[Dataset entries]
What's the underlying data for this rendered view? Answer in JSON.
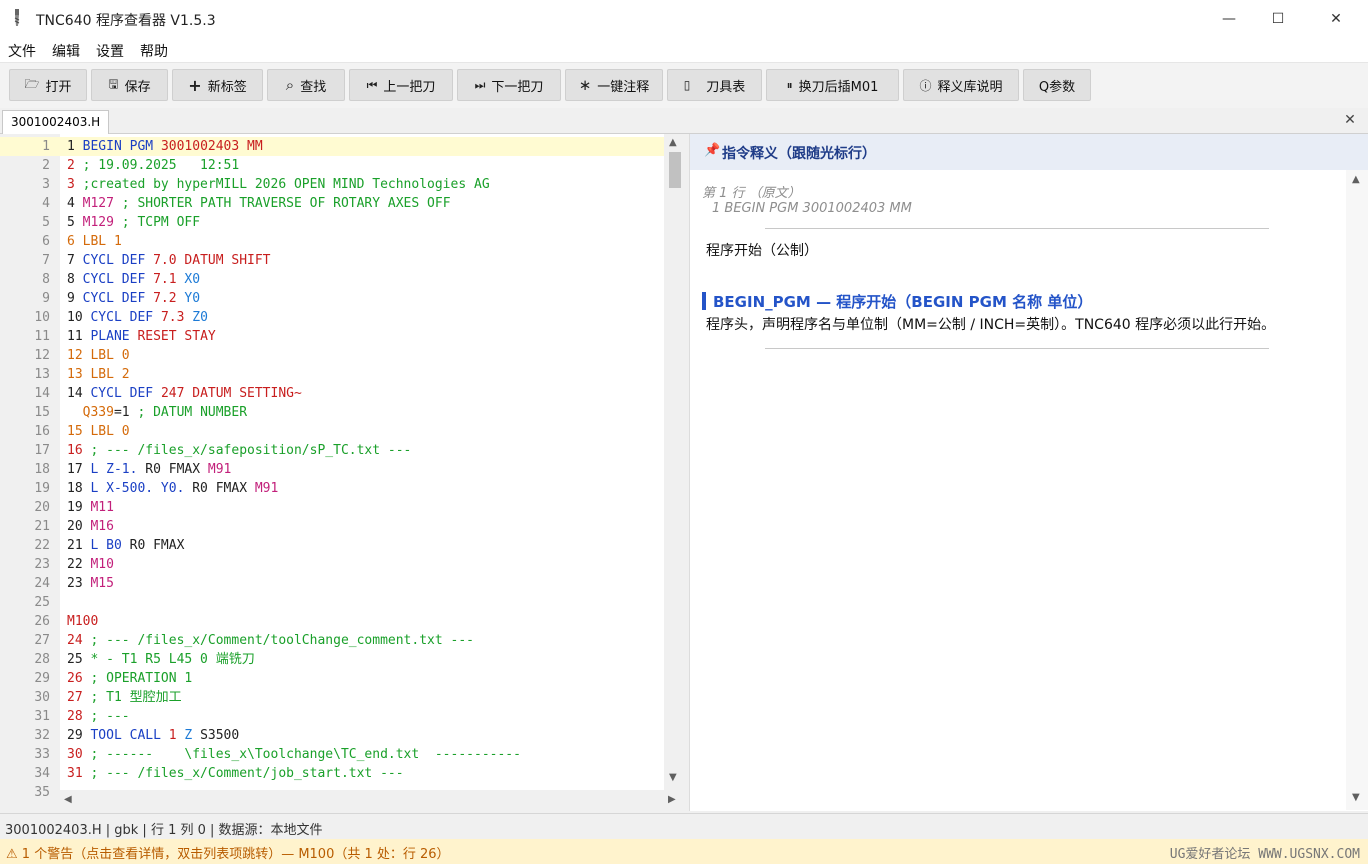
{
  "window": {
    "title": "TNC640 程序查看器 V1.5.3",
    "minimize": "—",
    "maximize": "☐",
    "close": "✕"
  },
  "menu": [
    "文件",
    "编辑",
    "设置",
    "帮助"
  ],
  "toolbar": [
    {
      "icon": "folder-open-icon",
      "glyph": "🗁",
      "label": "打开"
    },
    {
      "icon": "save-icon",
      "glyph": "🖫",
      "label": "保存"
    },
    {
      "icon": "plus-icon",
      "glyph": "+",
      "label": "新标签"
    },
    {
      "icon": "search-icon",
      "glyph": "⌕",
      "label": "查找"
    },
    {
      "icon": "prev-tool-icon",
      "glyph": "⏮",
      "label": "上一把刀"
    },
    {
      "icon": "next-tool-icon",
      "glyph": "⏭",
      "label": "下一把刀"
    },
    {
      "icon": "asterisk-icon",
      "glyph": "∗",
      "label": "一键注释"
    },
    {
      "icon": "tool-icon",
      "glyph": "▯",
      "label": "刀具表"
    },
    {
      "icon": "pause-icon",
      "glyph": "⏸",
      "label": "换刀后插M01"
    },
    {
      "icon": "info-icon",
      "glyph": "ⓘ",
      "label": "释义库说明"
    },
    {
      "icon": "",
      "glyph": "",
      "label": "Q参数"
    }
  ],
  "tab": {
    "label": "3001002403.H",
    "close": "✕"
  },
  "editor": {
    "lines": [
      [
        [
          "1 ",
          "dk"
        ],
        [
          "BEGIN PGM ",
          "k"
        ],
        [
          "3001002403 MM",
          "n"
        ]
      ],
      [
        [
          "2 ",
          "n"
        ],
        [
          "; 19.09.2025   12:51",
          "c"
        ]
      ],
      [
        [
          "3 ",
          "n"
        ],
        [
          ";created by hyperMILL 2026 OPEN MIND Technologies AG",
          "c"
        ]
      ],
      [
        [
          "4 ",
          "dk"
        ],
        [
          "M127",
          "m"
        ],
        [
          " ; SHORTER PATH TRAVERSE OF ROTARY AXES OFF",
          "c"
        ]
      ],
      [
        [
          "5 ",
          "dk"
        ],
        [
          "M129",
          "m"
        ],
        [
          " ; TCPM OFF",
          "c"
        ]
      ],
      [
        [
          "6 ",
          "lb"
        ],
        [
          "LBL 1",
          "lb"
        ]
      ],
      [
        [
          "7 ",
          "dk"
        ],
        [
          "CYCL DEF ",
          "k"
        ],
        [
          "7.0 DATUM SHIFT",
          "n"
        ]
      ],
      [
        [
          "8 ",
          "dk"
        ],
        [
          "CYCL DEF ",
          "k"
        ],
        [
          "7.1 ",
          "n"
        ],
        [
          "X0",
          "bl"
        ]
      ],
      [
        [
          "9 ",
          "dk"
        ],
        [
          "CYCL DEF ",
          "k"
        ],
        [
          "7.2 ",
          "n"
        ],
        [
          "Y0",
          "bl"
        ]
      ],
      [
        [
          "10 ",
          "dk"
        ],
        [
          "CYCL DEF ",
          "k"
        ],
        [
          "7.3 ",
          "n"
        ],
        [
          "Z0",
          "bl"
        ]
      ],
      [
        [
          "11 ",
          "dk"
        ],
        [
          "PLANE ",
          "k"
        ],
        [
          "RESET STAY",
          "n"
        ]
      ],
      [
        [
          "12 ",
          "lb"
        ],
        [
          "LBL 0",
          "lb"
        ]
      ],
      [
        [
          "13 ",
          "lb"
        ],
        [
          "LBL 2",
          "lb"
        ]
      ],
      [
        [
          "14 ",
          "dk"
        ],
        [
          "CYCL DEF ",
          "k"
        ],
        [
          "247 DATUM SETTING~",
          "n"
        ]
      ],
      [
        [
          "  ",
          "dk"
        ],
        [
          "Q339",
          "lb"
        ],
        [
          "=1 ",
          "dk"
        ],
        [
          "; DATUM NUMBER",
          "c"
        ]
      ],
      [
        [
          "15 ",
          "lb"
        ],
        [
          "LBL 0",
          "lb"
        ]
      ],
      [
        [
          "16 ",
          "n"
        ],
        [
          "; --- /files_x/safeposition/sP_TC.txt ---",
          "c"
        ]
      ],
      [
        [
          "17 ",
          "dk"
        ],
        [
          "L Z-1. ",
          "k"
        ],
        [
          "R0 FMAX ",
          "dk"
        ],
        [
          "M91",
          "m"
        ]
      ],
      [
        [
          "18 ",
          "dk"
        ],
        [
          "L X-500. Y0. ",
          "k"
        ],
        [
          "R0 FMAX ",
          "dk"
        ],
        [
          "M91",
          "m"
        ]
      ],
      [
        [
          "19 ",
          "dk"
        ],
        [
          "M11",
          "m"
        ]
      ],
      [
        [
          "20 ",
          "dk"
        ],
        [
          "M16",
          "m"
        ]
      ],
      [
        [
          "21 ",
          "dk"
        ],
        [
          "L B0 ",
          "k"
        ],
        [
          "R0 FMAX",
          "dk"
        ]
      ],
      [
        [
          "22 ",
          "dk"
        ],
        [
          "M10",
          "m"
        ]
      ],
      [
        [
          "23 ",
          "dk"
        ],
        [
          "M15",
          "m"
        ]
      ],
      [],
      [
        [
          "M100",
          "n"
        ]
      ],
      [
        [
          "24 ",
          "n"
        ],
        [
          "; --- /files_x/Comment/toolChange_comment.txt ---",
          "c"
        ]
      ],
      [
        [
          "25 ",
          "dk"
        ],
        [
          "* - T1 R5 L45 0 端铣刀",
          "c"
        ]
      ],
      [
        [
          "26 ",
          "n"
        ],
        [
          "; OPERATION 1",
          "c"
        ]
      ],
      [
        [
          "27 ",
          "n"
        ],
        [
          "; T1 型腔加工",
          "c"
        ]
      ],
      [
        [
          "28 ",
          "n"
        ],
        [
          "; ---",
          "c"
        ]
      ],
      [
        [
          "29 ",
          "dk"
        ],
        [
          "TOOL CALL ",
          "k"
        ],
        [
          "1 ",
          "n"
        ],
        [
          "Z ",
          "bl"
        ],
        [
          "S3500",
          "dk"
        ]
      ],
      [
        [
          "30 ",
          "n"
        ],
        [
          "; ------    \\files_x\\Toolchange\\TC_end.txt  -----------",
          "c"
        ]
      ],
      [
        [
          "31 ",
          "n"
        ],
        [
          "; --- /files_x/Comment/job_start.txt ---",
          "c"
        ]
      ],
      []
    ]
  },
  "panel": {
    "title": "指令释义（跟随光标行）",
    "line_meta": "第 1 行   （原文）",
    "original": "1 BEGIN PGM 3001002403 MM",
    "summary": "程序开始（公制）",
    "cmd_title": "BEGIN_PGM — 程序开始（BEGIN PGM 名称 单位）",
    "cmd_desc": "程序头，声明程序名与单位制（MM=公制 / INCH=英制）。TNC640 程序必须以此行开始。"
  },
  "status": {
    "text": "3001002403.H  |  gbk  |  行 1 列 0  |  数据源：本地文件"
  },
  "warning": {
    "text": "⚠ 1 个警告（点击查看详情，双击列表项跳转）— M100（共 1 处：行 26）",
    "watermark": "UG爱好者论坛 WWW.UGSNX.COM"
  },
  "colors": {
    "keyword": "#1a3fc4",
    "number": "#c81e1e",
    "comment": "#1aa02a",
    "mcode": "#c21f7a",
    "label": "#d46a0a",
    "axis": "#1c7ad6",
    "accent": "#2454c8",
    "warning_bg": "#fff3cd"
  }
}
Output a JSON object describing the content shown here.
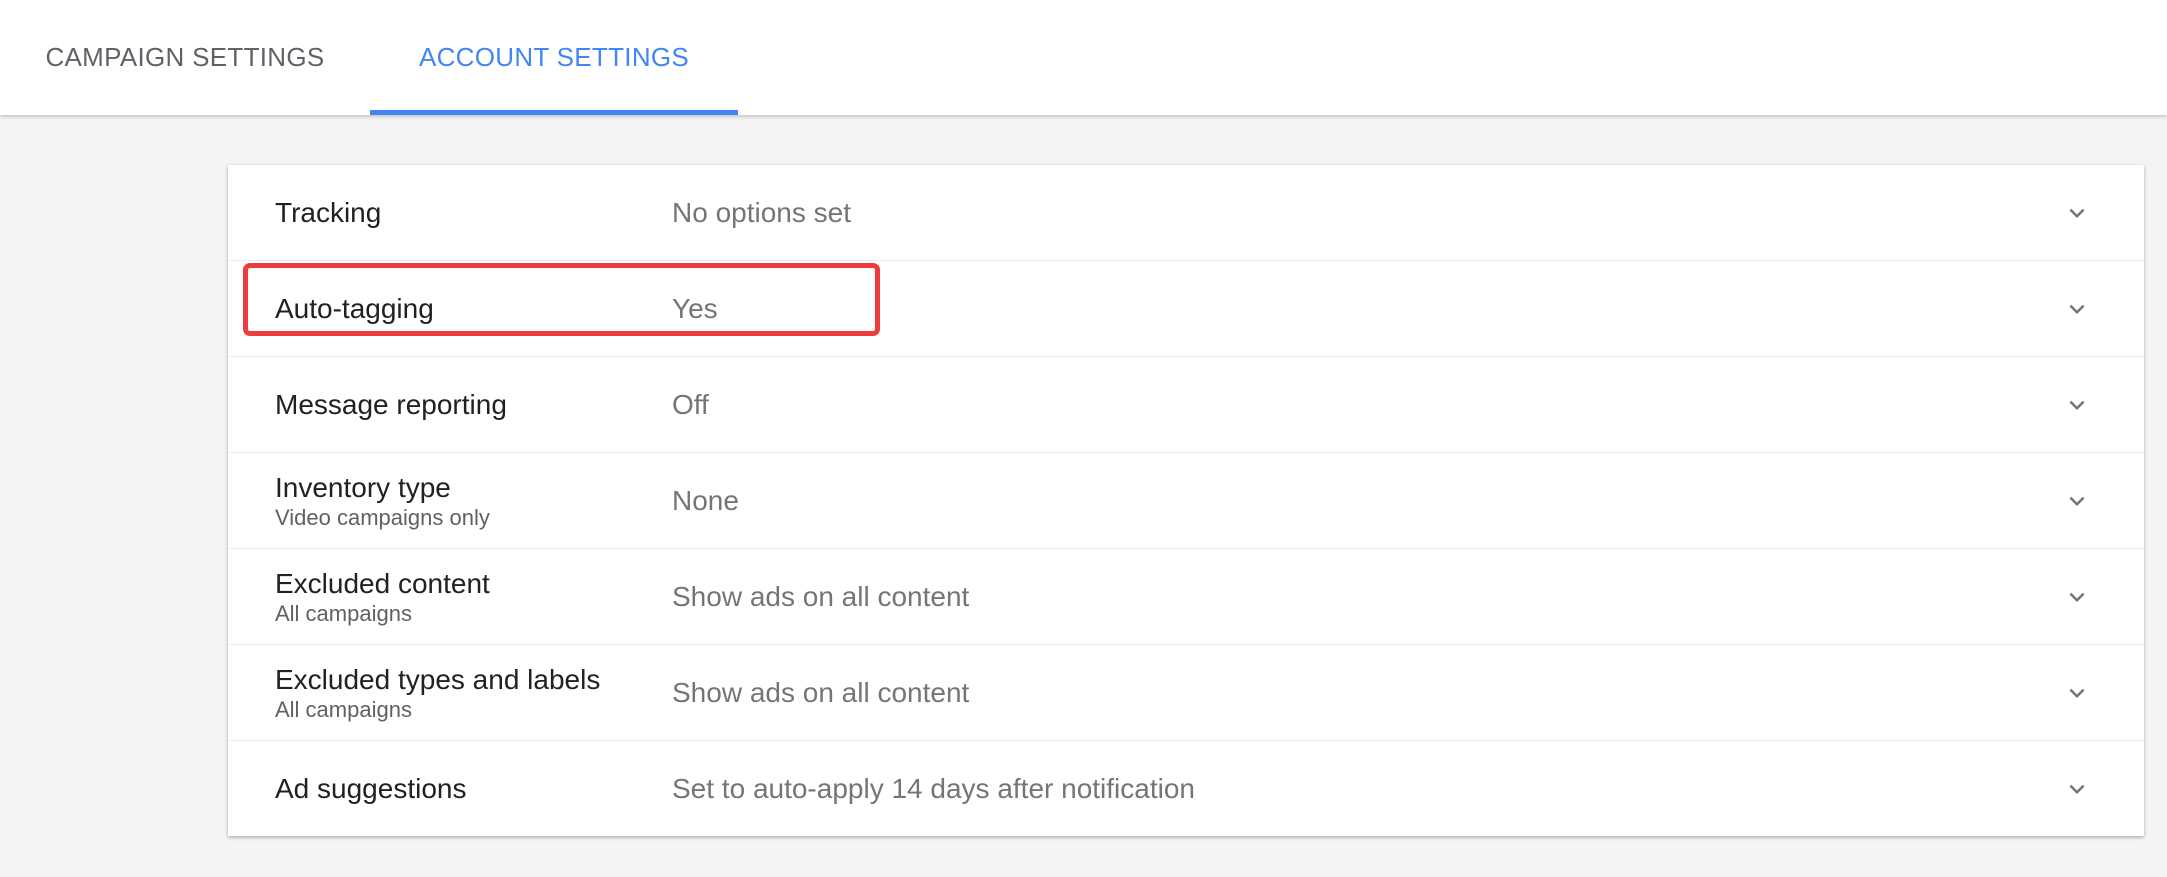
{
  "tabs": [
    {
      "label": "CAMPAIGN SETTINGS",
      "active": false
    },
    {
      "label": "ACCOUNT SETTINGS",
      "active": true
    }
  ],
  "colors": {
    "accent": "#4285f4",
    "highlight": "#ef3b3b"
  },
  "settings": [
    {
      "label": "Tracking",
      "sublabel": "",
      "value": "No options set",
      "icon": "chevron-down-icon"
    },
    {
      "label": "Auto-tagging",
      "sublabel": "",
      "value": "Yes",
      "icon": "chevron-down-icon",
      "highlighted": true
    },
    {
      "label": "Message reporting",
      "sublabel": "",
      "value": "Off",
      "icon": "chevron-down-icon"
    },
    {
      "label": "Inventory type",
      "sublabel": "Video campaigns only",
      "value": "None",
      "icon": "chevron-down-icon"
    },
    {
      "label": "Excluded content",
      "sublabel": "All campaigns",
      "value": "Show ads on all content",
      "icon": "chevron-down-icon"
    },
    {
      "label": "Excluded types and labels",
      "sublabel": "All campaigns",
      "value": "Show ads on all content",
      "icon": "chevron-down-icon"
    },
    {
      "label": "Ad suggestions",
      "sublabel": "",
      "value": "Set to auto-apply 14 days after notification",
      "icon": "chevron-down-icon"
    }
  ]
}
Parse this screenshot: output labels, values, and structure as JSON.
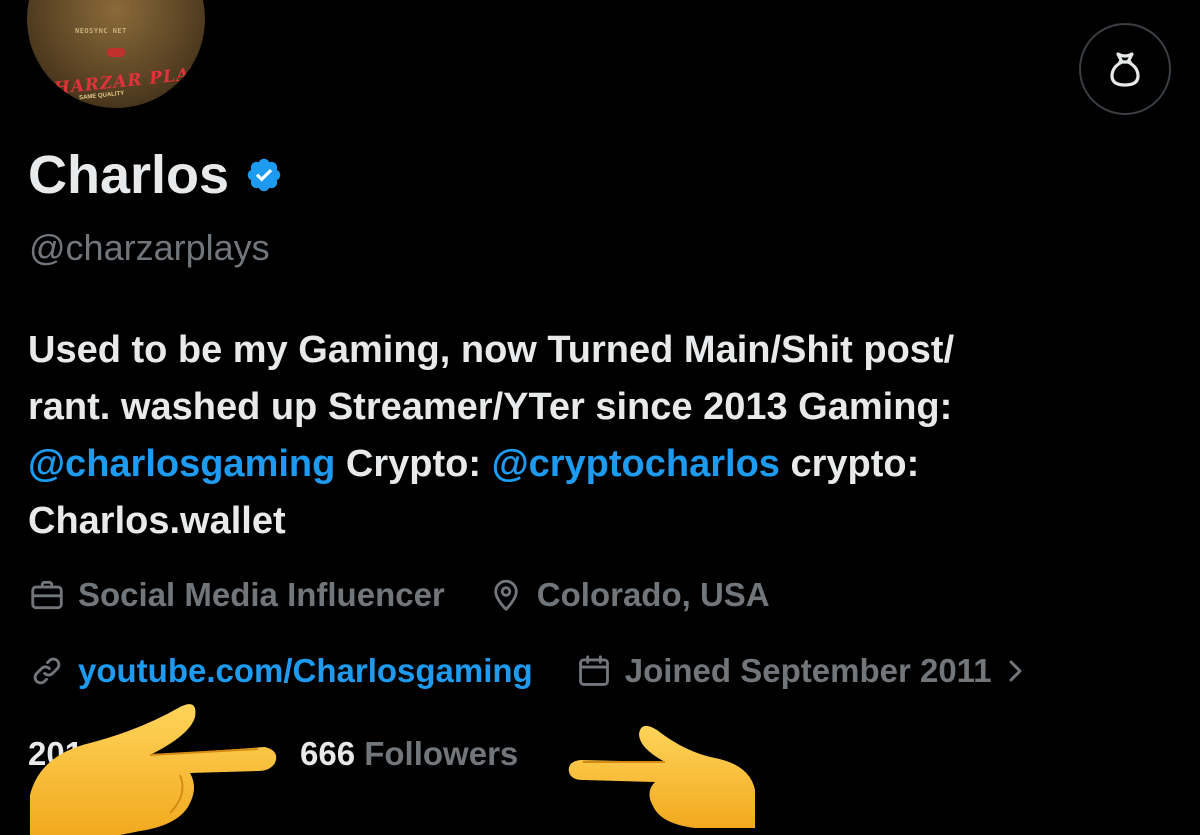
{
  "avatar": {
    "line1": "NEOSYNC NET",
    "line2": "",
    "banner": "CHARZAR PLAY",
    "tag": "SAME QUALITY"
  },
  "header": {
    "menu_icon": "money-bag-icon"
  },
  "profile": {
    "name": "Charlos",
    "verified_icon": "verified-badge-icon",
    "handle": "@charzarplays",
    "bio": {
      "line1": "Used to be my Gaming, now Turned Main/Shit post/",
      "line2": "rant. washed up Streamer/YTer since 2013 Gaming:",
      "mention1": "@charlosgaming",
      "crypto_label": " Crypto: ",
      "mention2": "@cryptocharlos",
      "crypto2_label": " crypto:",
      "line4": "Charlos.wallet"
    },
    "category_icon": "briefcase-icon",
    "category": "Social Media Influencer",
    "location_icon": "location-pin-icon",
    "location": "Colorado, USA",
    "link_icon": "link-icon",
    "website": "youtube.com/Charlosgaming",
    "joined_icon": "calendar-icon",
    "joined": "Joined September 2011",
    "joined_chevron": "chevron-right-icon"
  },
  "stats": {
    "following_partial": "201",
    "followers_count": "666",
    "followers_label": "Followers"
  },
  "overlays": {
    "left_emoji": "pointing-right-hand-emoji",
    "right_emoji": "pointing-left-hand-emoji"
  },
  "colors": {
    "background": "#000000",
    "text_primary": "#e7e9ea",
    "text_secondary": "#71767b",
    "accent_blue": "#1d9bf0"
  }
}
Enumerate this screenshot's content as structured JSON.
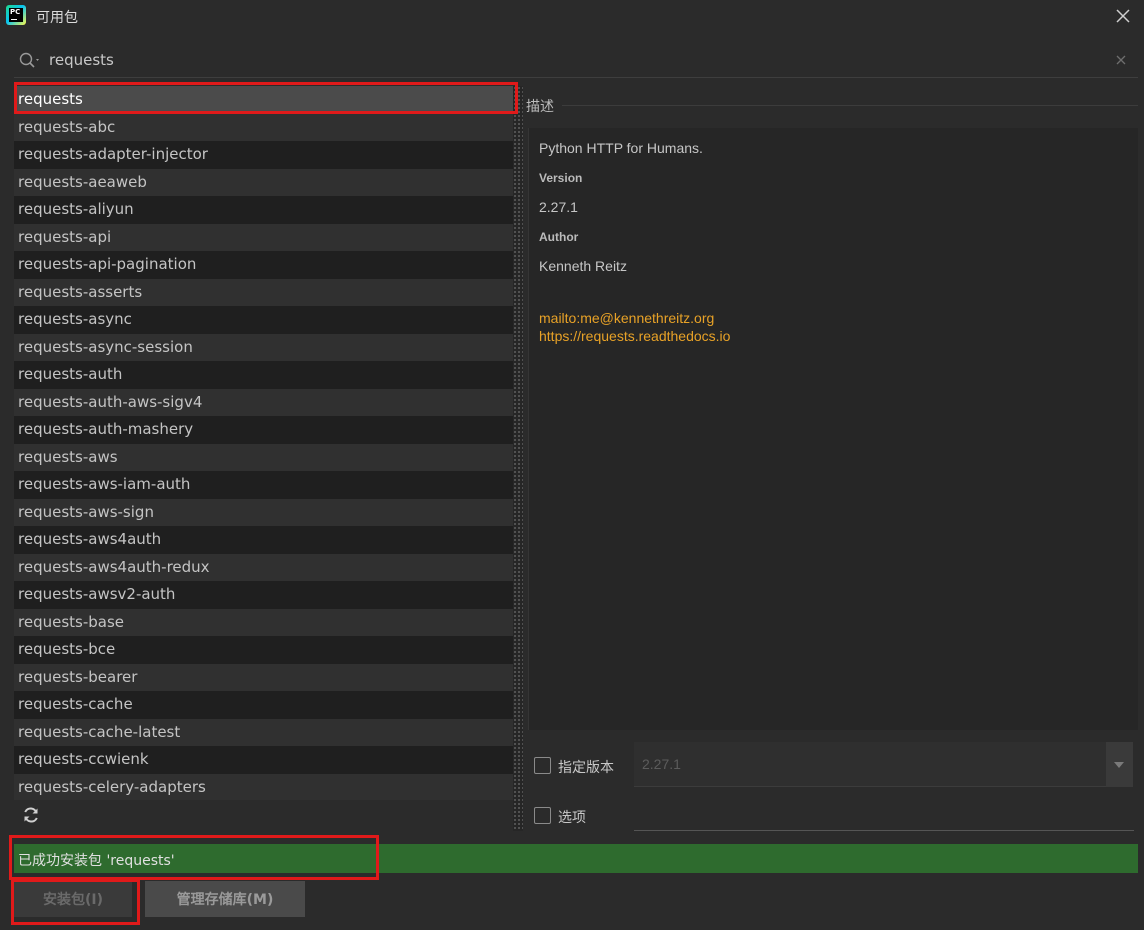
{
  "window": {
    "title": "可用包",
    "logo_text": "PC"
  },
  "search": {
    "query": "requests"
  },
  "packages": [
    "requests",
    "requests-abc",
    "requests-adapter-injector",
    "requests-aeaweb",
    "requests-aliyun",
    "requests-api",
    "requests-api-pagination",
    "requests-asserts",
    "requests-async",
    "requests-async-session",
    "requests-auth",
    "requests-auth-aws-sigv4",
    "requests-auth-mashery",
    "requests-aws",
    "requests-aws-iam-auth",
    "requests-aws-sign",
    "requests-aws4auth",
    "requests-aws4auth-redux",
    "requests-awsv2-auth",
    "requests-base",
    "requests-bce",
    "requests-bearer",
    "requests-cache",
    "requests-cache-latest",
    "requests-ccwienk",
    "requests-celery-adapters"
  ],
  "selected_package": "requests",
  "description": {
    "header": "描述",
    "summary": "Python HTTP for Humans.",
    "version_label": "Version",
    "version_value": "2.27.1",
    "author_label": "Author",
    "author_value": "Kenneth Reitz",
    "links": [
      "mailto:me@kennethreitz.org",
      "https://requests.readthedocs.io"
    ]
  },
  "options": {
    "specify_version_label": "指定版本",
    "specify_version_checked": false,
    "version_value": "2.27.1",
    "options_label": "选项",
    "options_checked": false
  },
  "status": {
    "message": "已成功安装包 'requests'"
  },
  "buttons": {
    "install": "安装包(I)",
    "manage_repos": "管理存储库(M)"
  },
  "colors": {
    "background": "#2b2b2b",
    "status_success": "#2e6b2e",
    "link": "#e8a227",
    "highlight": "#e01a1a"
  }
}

Exercise description: Copy each line of the records containing the string "false".

Exercise solution:
      "active": false
    "specify_version_checked": false,
    "options_checked": false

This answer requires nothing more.